# Dataset records
====
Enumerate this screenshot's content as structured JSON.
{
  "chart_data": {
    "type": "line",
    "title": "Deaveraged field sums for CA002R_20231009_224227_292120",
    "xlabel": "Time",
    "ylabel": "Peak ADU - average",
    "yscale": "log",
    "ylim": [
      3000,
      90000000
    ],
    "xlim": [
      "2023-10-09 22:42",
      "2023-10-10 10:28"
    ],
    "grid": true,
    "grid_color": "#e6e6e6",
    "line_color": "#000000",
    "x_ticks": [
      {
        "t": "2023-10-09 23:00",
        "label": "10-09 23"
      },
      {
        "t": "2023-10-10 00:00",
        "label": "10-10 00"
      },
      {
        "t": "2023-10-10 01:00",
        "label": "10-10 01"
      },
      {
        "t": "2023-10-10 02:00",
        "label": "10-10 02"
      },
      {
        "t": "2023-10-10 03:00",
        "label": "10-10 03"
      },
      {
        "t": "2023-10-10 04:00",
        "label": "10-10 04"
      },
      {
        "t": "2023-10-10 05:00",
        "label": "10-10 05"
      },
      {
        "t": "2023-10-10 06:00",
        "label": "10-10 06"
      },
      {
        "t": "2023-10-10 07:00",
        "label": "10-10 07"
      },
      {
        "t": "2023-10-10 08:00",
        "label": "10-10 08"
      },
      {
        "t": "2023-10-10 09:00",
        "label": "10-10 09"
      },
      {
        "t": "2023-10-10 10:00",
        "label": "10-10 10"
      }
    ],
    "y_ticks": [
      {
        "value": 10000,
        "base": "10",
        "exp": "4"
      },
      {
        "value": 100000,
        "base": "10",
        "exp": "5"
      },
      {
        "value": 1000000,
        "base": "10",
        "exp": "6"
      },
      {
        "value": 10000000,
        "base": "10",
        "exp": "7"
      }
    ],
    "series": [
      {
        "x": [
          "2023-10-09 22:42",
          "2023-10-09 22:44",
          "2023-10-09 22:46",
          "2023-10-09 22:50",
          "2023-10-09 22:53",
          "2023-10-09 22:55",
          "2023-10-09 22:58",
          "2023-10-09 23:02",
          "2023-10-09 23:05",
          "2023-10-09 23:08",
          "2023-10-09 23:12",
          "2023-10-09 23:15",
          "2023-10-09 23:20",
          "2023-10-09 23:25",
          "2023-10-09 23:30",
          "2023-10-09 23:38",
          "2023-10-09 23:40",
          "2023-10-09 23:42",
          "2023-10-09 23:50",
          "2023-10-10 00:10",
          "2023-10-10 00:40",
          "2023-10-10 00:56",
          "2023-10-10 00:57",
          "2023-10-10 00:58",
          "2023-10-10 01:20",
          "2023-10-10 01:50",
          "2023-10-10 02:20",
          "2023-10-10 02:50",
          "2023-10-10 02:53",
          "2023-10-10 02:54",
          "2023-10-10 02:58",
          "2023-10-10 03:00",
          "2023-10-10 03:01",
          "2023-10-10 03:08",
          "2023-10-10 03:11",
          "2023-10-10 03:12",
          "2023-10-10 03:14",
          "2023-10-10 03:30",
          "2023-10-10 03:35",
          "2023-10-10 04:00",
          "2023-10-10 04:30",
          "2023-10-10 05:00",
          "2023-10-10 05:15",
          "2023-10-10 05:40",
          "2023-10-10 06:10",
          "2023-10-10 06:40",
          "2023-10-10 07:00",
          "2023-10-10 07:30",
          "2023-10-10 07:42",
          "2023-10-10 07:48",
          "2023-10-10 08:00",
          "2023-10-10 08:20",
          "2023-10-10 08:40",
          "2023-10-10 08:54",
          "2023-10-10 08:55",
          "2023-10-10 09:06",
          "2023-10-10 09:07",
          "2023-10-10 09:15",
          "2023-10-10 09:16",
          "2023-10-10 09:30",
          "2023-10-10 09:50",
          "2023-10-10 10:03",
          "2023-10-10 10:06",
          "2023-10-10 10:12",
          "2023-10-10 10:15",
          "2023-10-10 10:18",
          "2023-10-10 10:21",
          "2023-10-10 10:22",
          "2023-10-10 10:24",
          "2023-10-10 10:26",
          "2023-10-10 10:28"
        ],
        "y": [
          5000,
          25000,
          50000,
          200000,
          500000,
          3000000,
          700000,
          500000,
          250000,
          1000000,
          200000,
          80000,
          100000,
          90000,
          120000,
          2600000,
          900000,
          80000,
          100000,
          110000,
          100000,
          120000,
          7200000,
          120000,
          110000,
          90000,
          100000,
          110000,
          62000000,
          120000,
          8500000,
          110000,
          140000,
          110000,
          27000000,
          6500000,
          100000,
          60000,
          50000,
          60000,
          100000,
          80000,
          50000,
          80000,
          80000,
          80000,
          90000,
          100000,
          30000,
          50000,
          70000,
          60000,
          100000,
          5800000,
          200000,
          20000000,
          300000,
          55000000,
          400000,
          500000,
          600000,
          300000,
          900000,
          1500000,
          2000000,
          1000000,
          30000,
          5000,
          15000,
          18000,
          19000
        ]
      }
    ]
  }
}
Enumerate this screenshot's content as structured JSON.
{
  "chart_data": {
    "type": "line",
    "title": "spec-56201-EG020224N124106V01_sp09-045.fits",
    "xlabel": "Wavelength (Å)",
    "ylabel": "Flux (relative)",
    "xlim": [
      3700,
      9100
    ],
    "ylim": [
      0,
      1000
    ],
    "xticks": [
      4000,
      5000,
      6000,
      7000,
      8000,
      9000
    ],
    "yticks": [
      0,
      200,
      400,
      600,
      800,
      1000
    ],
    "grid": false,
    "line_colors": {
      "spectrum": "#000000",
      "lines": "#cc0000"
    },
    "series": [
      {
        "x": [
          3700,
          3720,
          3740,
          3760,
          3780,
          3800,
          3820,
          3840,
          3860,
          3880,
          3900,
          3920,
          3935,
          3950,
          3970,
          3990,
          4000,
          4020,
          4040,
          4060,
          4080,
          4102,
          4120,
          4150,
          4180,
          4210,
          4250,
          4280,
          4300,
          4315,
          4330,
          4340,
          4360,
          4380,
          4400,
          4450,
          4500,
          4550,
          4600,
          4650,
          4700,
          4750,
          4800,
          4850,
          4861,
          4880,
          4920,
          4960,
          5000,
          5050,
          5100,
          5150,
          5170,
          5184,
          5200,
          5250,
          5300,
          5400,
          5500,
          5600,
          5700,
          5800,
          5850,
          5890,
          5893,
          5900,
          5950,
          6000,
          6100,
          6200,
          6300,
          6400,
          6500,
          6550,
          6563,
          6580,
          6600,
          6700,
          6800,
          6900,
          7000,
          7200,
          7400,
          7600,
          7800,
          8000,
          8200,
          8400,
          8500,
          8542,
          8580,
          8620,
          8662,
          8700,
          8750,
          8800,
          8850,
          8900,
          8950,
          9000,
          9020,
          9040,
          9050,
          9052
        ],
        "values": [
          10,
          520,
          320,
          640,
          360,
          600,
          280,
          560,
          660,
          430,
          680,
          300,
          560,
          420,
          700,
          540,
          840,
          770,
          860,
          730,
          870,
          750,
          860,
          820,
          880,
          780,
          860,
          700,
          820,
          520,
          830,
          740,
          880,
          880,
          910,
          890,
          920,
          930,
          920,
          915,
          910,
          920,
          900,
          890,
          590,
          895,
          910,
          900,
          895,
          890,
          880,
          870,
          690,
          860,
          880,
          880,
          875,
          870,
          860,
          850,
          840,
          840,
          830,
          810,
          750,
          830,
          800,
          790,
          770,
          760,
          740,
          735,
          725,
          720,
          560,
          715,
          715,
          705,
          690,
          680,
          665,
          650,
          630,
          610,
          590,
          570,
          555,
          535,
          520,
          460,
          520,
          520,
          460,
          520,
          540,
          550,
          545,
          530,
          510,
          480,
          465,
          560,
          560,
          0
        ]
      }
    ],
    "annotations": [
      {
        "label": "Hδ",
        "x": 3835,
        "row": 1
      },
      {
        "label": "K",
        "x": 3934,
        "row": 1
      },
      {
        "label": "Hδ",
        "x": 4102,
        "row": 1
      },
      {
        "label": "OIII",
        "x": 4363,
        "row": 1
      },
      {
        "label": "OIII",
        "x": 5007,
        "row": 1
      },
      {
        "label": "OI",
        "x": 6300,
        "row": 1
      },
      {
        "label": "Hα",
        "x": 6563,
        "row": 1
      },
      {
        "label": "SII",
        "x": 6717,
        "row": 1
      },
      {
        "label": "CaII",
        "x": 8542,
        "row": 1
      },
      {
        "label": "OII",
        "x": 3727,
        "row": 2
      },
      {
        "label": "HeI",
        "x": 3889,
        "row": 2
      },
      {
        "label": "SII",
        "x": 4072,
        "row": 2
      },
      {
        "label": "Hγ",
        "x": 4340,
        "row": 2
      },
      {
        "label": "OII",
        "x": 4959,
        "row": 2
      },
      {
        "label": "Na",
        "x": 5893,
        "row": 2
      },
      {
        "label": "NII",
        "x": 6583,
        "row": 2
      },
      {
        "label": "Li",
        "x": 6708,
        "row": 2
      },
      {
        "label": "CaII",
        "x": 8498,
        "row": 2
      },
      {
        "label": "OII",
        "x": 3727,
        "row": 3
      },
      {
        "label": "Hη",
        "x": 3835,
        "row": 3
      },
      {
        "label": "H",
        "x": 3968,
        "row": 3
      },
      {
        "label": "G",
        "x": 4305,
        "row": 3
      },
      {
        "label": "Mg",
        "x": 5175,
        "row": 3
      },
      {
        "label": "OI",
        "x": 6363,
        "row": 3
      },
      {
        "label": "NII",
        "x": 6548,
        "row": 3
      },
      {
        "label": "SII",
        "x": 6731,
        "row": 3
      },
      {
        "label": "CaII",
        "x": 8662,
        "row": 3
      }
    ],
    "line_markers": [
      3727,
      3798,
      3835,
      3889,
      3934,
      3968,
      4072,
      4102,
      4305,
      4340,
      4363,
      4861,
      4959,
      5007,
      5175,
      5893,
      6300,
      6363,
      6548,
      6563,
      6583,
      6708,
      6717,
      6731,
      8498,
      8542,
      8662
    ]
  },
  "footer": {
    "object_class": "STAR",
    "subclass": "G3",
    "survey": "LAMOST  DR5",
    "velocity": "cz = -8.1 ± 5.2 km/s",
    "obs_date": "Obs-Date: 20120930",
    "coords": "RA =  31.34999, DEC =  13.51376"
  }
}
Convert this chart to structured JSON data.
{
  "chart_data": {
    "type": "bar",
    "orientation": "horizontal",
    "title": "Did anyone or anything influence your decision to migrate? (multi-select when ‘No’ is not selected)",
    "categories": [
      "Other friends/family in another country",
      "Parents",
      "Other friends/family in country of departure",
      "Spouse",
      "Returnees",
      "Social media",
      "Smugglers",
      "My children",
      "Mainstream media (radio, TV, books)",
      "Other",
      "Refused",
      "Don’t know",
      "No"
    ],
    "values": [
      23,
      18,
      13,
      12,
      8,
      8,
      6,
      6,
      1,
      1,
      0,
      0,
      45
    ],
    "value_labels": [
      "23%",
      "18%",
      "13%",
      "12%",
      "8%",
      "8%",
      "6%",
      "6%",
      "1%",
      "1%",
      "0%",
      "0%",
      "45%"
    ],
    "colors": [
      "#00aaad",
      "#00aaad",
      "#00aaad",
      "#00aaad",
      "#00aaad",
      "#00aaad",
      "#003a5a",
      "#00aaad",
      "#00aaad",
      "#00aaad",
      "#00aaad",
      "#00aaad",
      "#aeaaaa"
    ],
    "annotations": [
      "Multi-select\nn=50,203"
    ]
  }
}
====
# Exercise details
Look above for the line containing "Convert this chart to structured JSON data.", then transcribe it and all lines after it through the last, exactly and with nothing else.

# Task answer
Convert this chart to structured JSON data.
{
  "chart_data": {
    "type": "bar",
    "orientation": "horizontal",
    "title": "Did anyone or anything influence your decision to migrate? (multi-select when ‘No’ is not selected)",
    "categories": [
      "Other friends/family in another country",
      "Parents",
      "Other friends/family in country of departure",
      "Spouse",
      "Returnees",
      "Social media",
      "Smugglers",
      "My children",
      "Mainstream media (radio, TV, books)",
      "Other",
      "Refused",
      "Don’t know",
      "No"
    ],
    "values": [
      23,
      18,
      13,
      12,
      8,
      8,
      6,
      6,
      1,
      1,
      0,
      0,
      45
    ],
    "value_labels": [
      "23%",
      "18%",
      "13%",
      "12%",
      "8%",
      "8%",
      "6%",
      "6%",
      "1%",
      "1%",
      "0%",
      "0%",
      "45%"
    ],
    "colors": [
      "#00aaad",
      "#00aaad",
      "#00aaad",
      "#00aaad",
      "#00aaad",
      "#00aaad",
      "#003a5a",
      "#00aaad",
      "#00aaad",
      "#00aaad",
      "#00aaad",
      "#00aaad",
      "#aeaaaa"
    ],
    "annotations": [
      "Multi-select\nn=50,203"
    ]
  }
}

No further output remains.